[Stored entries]

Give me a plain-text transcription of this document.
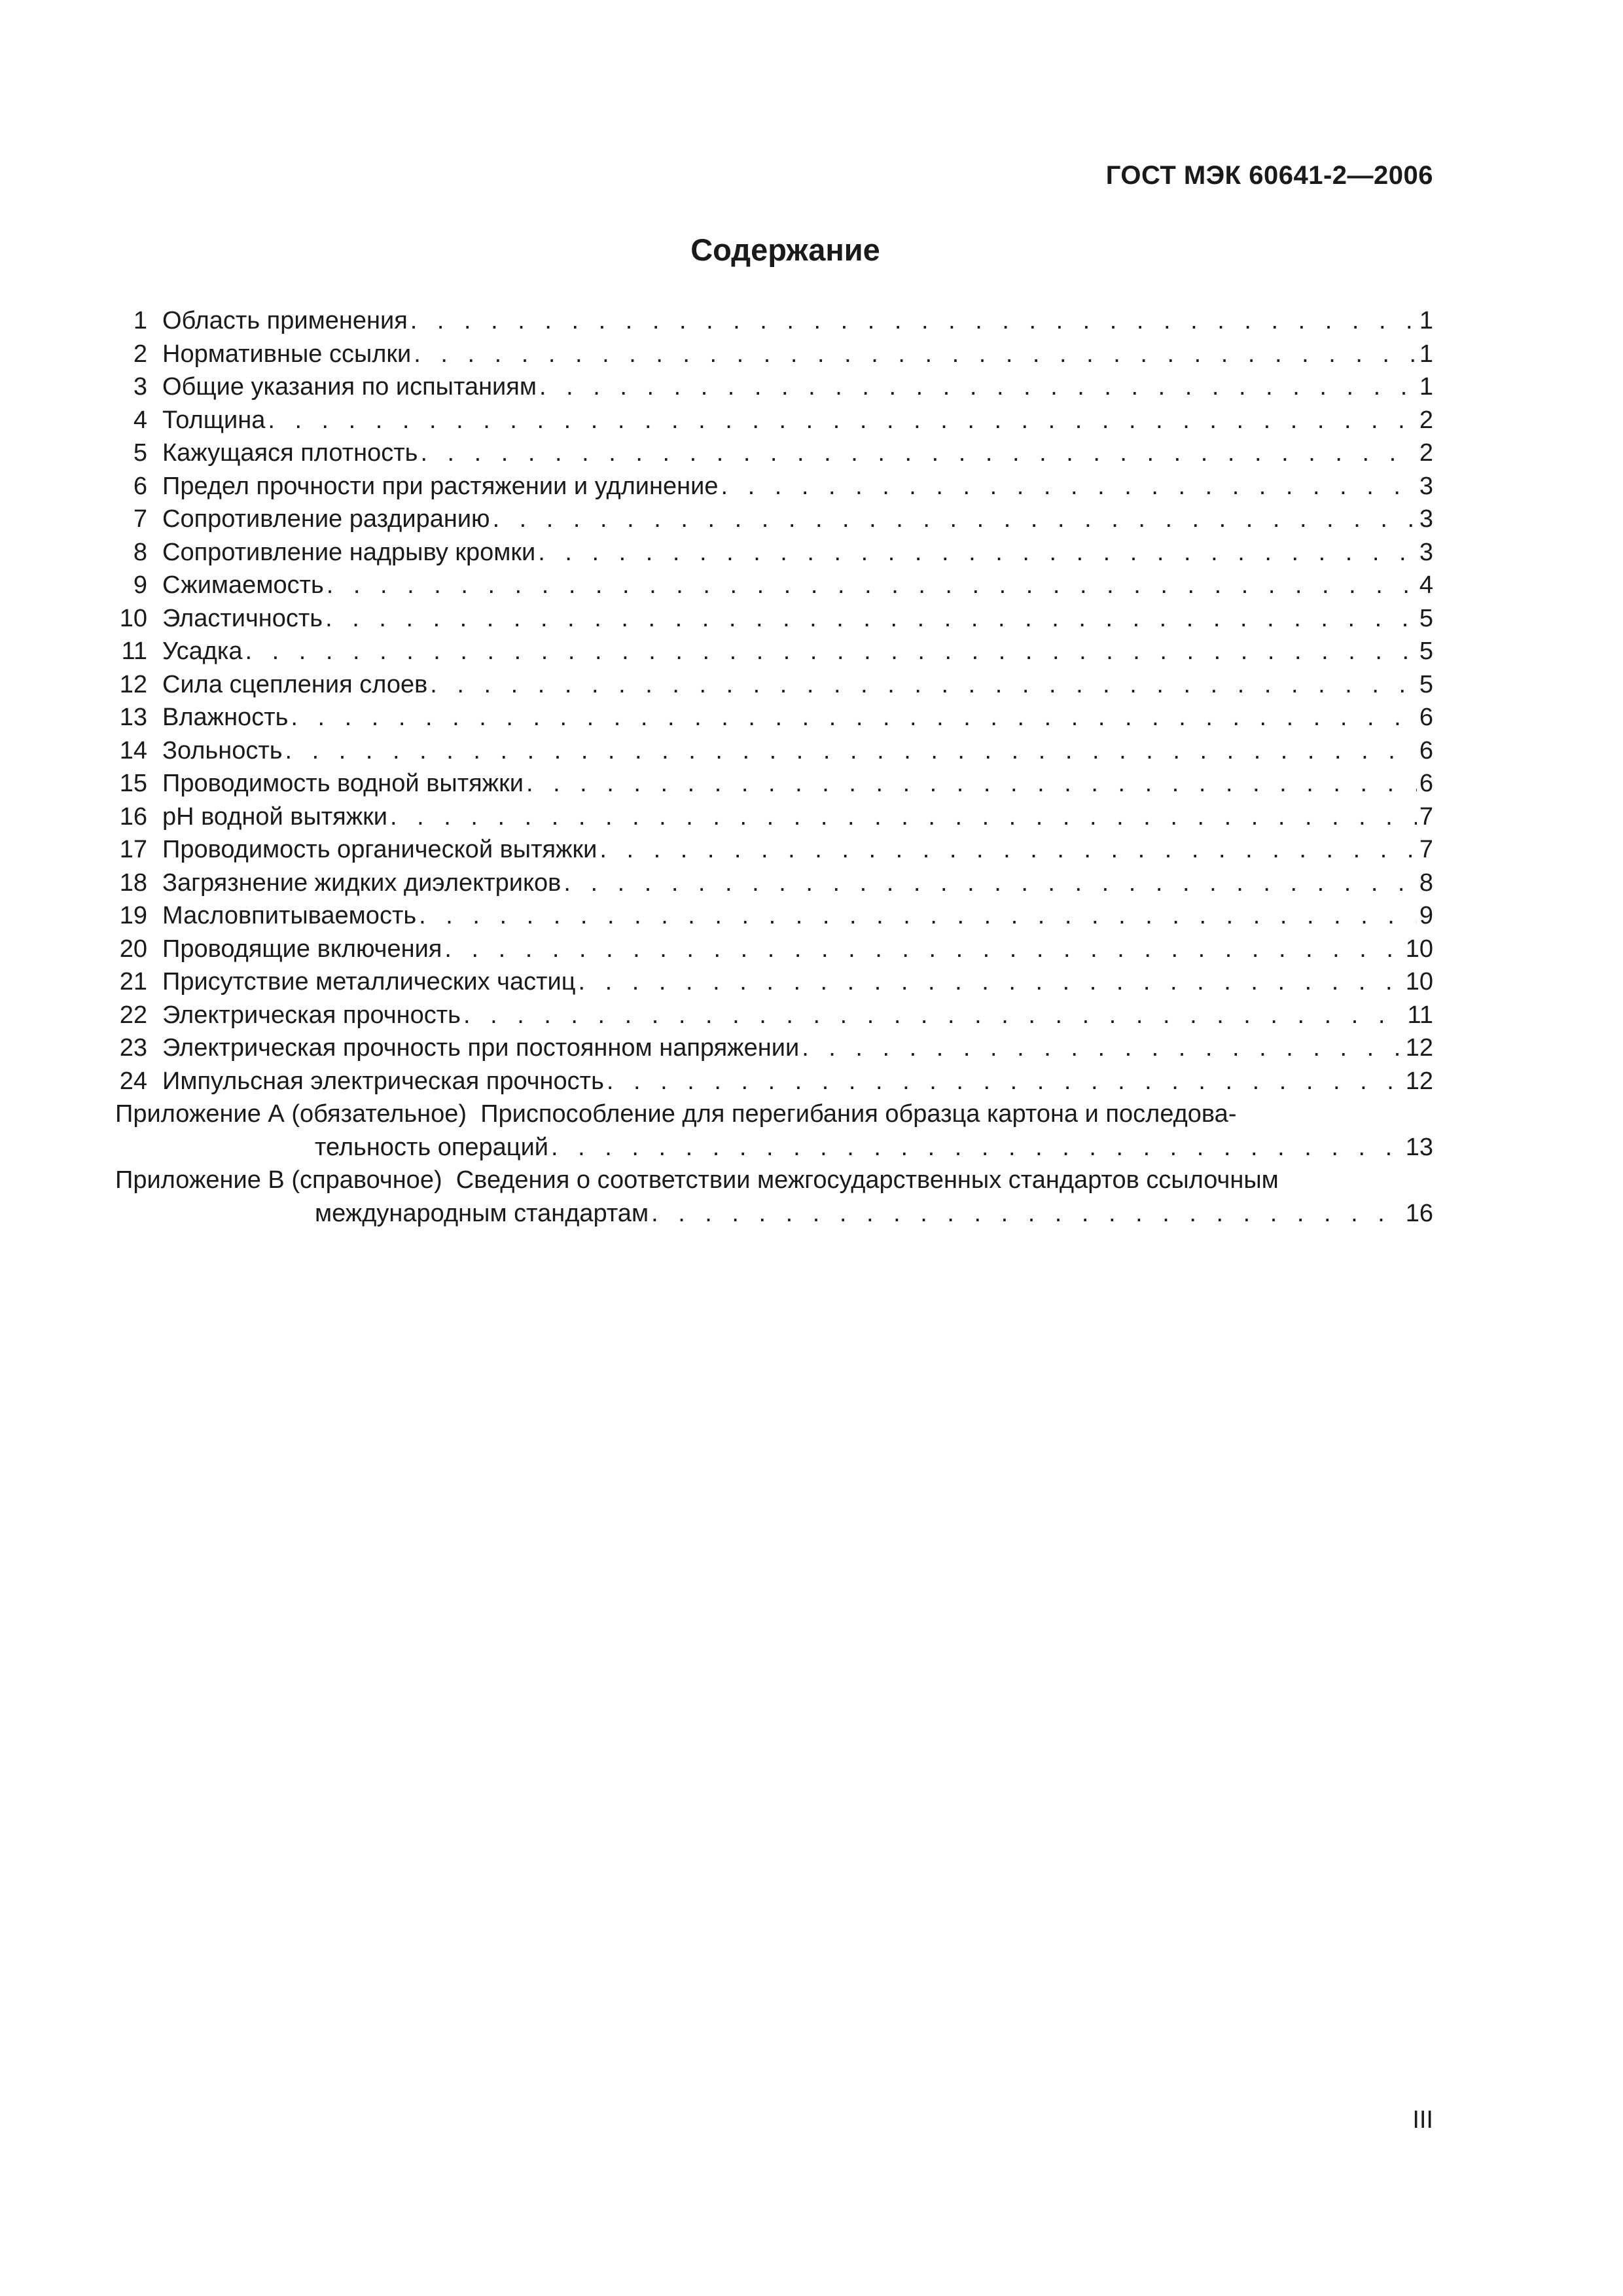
ГОСТ МЭК 60641-2—2006
Содержание
1 Область применения . . .	1
2 Нормативные ссылки . . .	1
3 Общие указания по испытаниям . . .	1
4 Толщина . . .	2
5 Кажущаяся плотность . . .	2
6 Предел прочности при растяжении и удлинение . . .	3
7 Сопротивление раздиранию . . .	3
8 Сопротивление надрыву кромки . . .	3
9 Сжимаемость . . .	4
10 Эластичность . . .	5
11 Усадка . . .	5
12 Сила сцепления слоев . . .	5
13 Влажность . . .	6
14 Зольность . . .	6
15 Проводимость водной вытяжки . . .	6
16 pH водной вытяжки . . .	7
17 Проводимость органической вытяжки . . .	7
18 Загрязнение жидких диэлектриков . . .	8
19 Масловпитываемость . . .	9
20 Проводящие включения . . .	10
21 Присутствие металлических частиц . . .	10
22 Электрическая прочность . . .	11
23 Электрическая прочность при постоянном напряжении . . .	12
24 Импульсная электрическая прочность . . .	12
Приложение А (обязательное) Приспособление для перегибания образца картона и последова-
тельность операций . . .	13
Приложение В (справочное) Сведения о соответствии межгосударственных стандартов ссылочным
международным стандартам . . .	16
III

◆ **Written task**
Omit all pictures while transcribing the entries verbatim.

◆ **The result**
Give me a plain-text transcription of this document.
ГОСТ МЭК 60641-2—2006
Содержание
1 Область применения . . .	1
2 Нормативные ссылки . . .	1
3 Общие указания по испытаниям . . .	1
4 Толщина . . .	2
5 Кажущаяся плотность . . .	2
6 Предел прочности при растяжении и удлинение . . .	3
7 Сопротивление раздиранию . . .	3
8 Сопротивление надрыву кромки . . .	3
9 Сжимаемость . . .	4
10 Эластичность . . .	5
11 Усадка . . .	5
12 Сила сцепления слоев . . .	5
13 Влажность . . .	6
14 Зольность . . .	6
15 Проводимость водной вытяжки . . .	6
16 pH водной вытяжки . . .	7
17 Проводимость органической вытяжки . . .	7
18 Загрязнение жидких диэлектриков . . .	8
19 Масловпитываемость . . .	9
20 Проводящие включения . . .	10
21 Присутствие металлических частиц . . .	10
22 Электрическая прочность . . .	11
23 Электрическая прочность при постоянном напряжении . . .	12
24 Импульсная электрическая прочность . . .	12
Приложение А (обязательное) Приспособление для перегибания образца картона и последова-
тельность операций . . .	13
Приложение В (справочное) Сведения о соответствии межгосударственных стандартов ссылочным
международным стандартам . . .	16
III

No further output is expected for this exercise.